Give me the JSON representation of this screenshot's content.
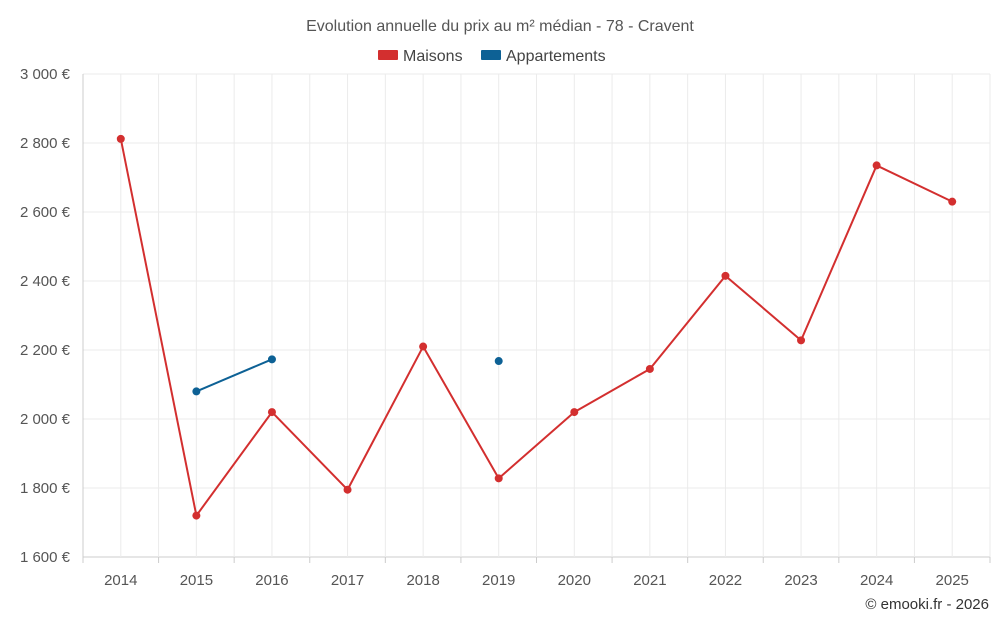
{
  "chart_data": {
    "type": "line",
    "title": "Evolution annuelle du prix au m² médian - 78 - Cravent",
    "xlabel": "",
    "ylabel": "",
    "categories": [
      "2014",
      "2015",
      "2016",
      "2017",
      "2018",
      "2019",
      "2020",
      "2021",
      "2022",
      "2023",
      "2024",
      "2025"
    ],
    "ylim": [
      1600,
      3000
    ],
    "yticks": [
      1600,
      1800,
      2000,
      2200,
      2400,
      2600,
      2800,
      3000
    ],
    "ytick_labels": [
      "1 600 €",
      "1 800 €",
      "2 000 €",
      "2 200 €",
      "2 400 €",
      "2 600 €",
      "2 800 €",
      "3 000 €"
    ],
    "grid": true,
    "legend_position": "top-center",
    "series": [
      {
        "name": "Maisons",
        "color": "#d32f2f",
        "values": [
          2812,
          1720,
          2020,
          1795,
          2210,
          1828,
          2020,
          2145,
          2415,
          2228,
          2735,
          2630
        ]
      },
      {
        "name": "Appartements",
        "color": "#0d6195",
        "values": [
          null,
          2080,
          2173,
          null,
          null,
          2168,
          null,
          null,
          null,
          null,
          null,
          null
        ]
      }
    ]
  },
  "footer": {
    "credit": "© emooki.fr - 2026"
  }
}
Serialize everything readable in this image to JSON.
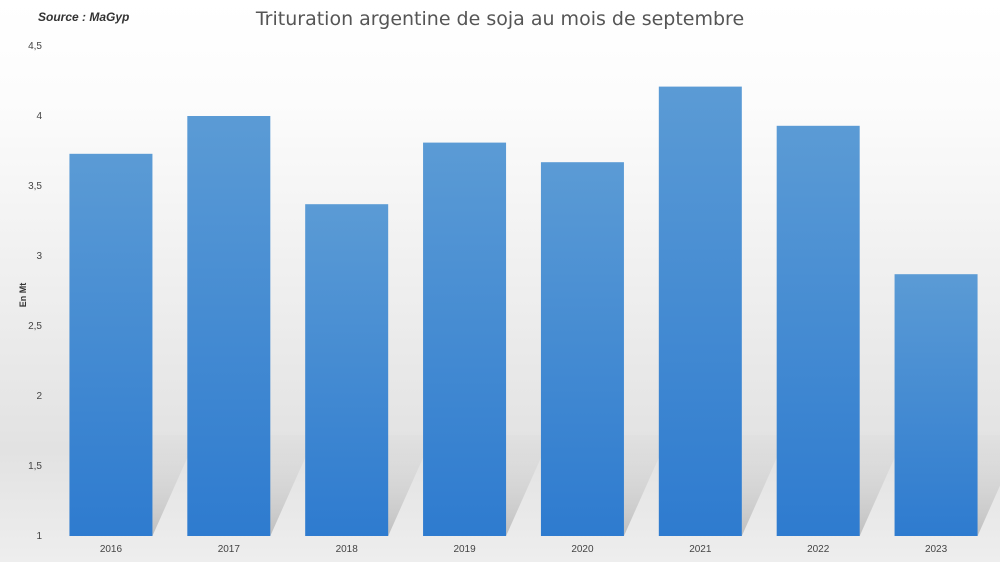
{
  "source": "Source : MaGyp",
  "chart_data": {
    "type": "bar",
    "title": "Trituration argentine de soja au mois de septembre",
    "xlabel": "",
    "ylabel": "En Mt",
    "categories": [
      "2016",
      "2017",
      "2018",
      "2019",
      "2020",
      "2021",
      "2022",
      "2023"
    ],
    "values": [
      3.73,
      4.0,
      3.37,
      3.81,
      3.67,
      4.21,
      3.93,
      2.87
    ],
    "ylim": [
      1,
      4.5
    ],
    "yticks": [
      "1",
      "1,5",
      "2",
      "2,5",
      "3",
      "3,5",
      "4",
      "4,5"
    ],
    "ytick_values": [
      1,
      1.5,
      2,
      2.5,
      3,
      3.5,
      4,
      4.5
    ],
    "grid": false,
    "legend": "none",
    "colors": {
      "bar_top": "#5b9bd5",
      "bar_bottom": "#2e7bcf",
      "shadow": "#c9c9c9"
    }
  }
}
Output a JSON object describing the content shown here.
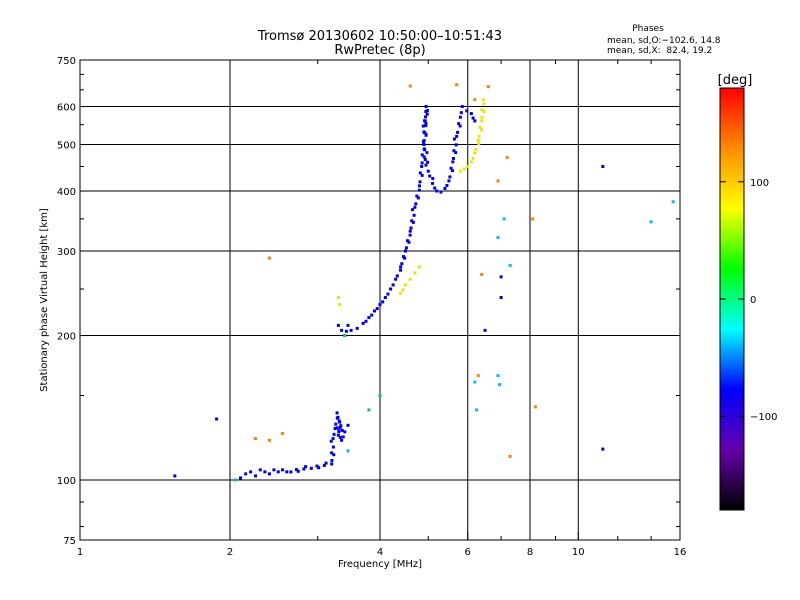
{
  "chart_data": {
    "type": "scatter",
    "title": "Tromsø 20130602 10:50:00–10:51:43",
    "subtitle": "RwPretec (8p)",
    "xlabel": "Frequency [MHz]",
    "ylabel": "Stationary phase Virtual Height [km]",
    "x_scale": "log",
    "y_scale": "log",
    "xlim": [
      1,
      16
    ],
    "ylim": [
      75,
      750
    ],
    "x_ticks": [
      1,
      2,
      4,
      6,
      8,
      10,
      16
    ],
    "x_tick_labels": [
      "1",
      "2",
      "4",
      "6",
      "8",
      "10",
      "16"
    ],
    "y_ticks": [
      75,
      100,
      200,
      300,
      400,
      500,
      600,
      750
    ],
    "y_tick_labels": [
      "75",
      "100",
      "200",
      "300",
      "400",
      "500",
      "600",
      "750"
    ],
    "grid": true,
    "phase_stats": {
      "heading": "Phases",
      "line_o": "mean, sd,O:−102.6, 14.8",
      "line_x": "mean, sd,X:  82.4, 19.2"
    },
    "colorbar": {
      "label": "[deg]",
      "range": [
        -180,
        180
      ],
      "ticks": [
        100,
        0,
        -100
      ],
      "tick_labels": [
        "100",
        "0",
        "−100"
      ],
      "colors": [
        "#ff0000",
        "#ff8c00",
        "#ffff00",
        "#00ff00",
        "#00ffff",
        "#0000ff",
        "#6600aa",
        "#000000"
      ]
    },
    "series": [
      {
        "mode": "O",
        "color": "#0000ee",
        "points": [
          [
            1.55,
            102
          ],
          [
            1.88,
            134
          ],
          [
            2.1,
            101
          ],
          [
            2.15,
            103
          ],
          [
            2.2,
            104
          ],
          [
            2.25,
            102
          ],
          [
            2.3,
            105
          ],
          [
            2.35,
            104
          ],
          [
            2.4,
            103
          ],
          [
            2.45,
            105
          ],
          [
            2.5,
            104
          ],
          [
            2.55,
            105
          ],
          [
            2.6,
            104
          ],
          [
            3.2,
            108
          ],
          [
            3.22,
            122
          ],
          [
            3.25,
            128
          ],
          [
            3.28,
            138
          ],
          [
            3.3,
            124
          ],
          [
            3.32,
            132
          ],
          [
            3.35,
            121
          ],
          [
            3.4,
            126
          ],
          [
            3.45,
            130
          ],
          [
            3.3,
            210
          ],
          [
            3.35,
            205
          ],
          [
            3.4,
            200
          ],
          [
            3.45,
            210
          ],
          [
            3.5,
            205
          ],
          [
            3.6,
            207
          ],
          [
            3.7,
            212
          ],
          [
            3.8,
            218
          ],
          [
            3.9,
            225
          ],
          [
            4.0,
            232
          ],
          [
            4.1,
            240
          ],
          [
            4.2,
            250
          ],
          [
            4.3,
            262
          ],
          [
            4.4,
            278
          ],
          [
            4.5,
            300
          ],
          [
            4.6,
            330
          ],
          [
            4.7,
            370
          ],
          [
            4.8,
            410
          ],
          [
            4.85,
            450
          ],
          [
            4.9,
            500
          ],
          [
            4.93,
            560
          ],
          [
            4.95,
            600
          ],
          [
            4.9,
            500
          ],
          [
            5.0,
            440
          ],
          [
            5.1,
            415
          ],
          [
            5.2,
            400
          ],
          [
            5.3,
            398
          ],
          [
            5.4,
            405
          ],
          [
            5.5,
            420
          ],
          [
            5.6,
            460
          ],
          [
            5.7,
            520
          ],
          [
            5.8,
            570
          ],
          [
            5.85,
            600
          ],
          [
            6.1,
            580
          ],
          [
            6.2,
            560
          ],
          [
            6.5,
            205
          ]
        ]
      },
      {
        "mode": "X",
        "color": "#e6e600",
        "points": [
          [
            3.3,
            240
          ],
          [
            3.32,
            232
          ],
          [
            4.4,
            245
          ],
          [
            4.5,
            255
          ],
          [
            4.6,
            262
          ],
          [
            4.7,
            270
          ],
          [
            4.8,
            278
          ],
          [
            5.8,
            440
          ],
          [
            5.9,
            445
          ],
          [
            6.0,
            450
          ],
          [
            6.1,
            460
          ],
          [
            6.2,
            480
          ],
          [
            6.3,
            510
          ],
          [
            6.4,
            560
          ],
          [
            6.45,
            620
          ]
        ]
      },
      {
        "mode": "scatter",
        "color": "#ff7f00",
        "points": [
          [
            2.25,
            122
          ],
          [
            2.4,
            121
          ],
          [
            2.55,
            125
          ],
          [
            2.4,
            290
          ],
          [
            4.6,
            662
          ],
          [
            5.7,
            666
          ],
          [
            6.2,
            620
          ],
          [
            6.6,
            660
          ],
          [
            6.3,
            165
          ],
          [
            6.9,
            420
          ],
          [
            7.2,
            470
          ],
          [
            8.1,
            350
          ],
          [
            8.2,
            142
          ],
          [
            7.3,
            112
          ],
          [
            6.4,
            268
          ]
        ]
      },
      {
        "mode": "scatter",
        "color": "#00cc66",
        "points": [
          [
            2.05,
            100
          ],
          [
            3.4,
            200
          ],
          [
            3.8,
            140
          ],
          [
            4.0,
            150
          ]
        ]
      },
      {
        "mode": "scatter",
        "color": "#00bbff",
        "points": [
          [
            3.45,
            115
          ],
          [
            6.2,
            160
          ],
          [
            6.25,
            140
          ],
          [
            6.9,
            165
          ],
          [
            6.95,
            158
          ],
          [
            6.9,
            320
          ],
          [
            7.1,
            350
          ],
          [
            7.3,
            280
          ],
          [
            14.0,
            345
          ],
          [
            15.5,
            380
          ]
        ]
      },
      {
        "mode": "scatter",
        "color": "#0000cc",
        "points": [
          [
            11.2,
            450
          ],
          [
            11.2,
            116
          ],
          [
            7.0,
            240
          ],
          [
            7.0,
            265
          ]
        ]
      }
    ]
  }
}
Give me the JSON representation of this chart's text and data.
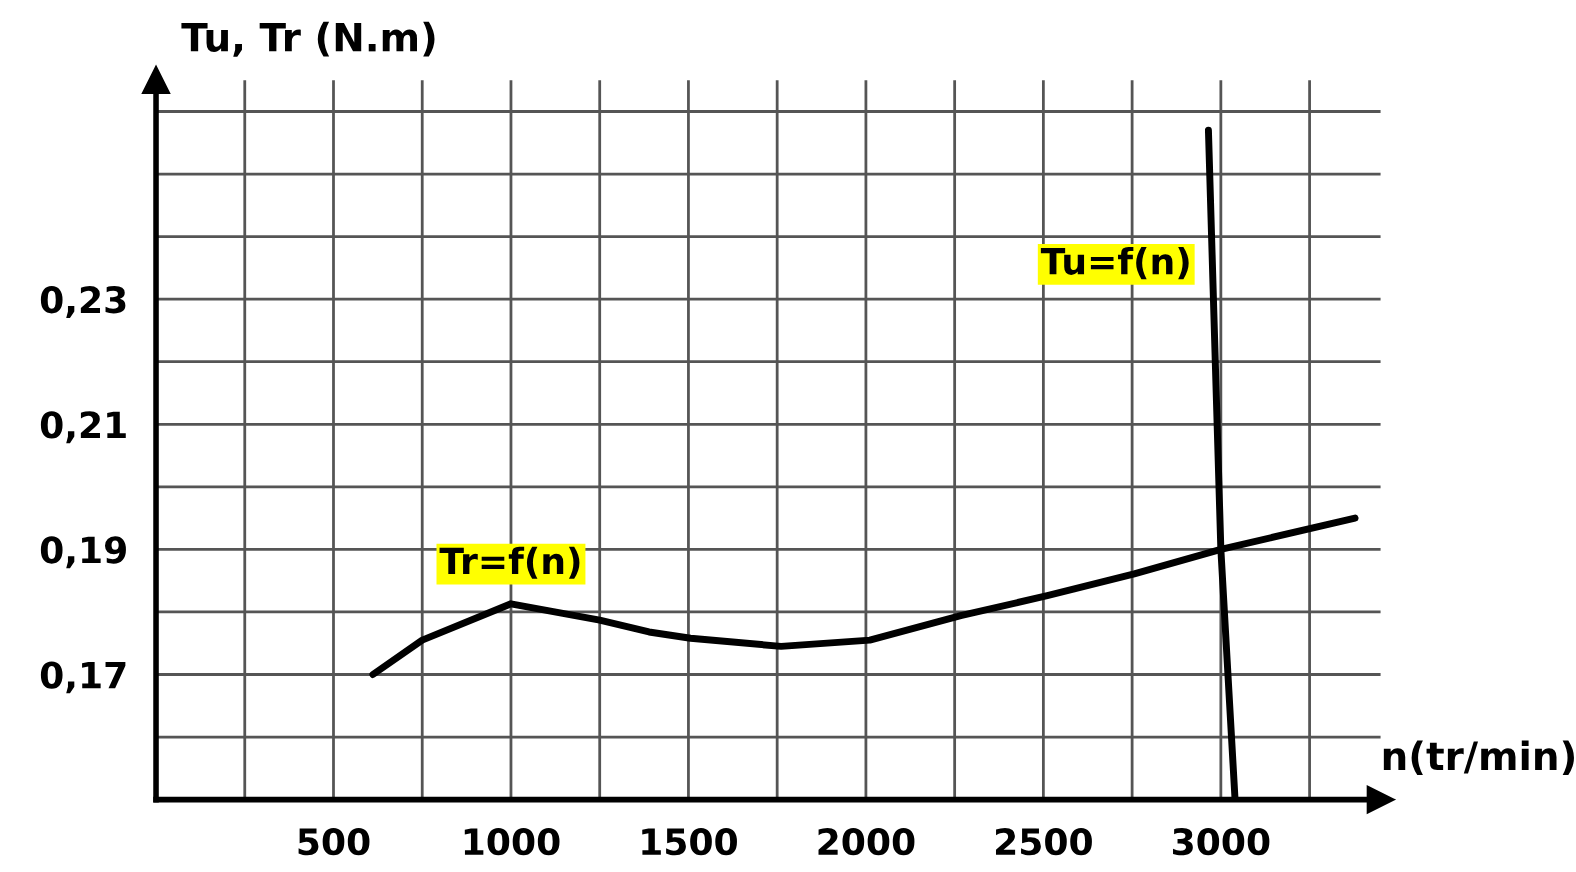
=====
> [Task requirements] Give the number of lines above in which the word "JSON" occurs, with nothing else.

> [Correct answer] 4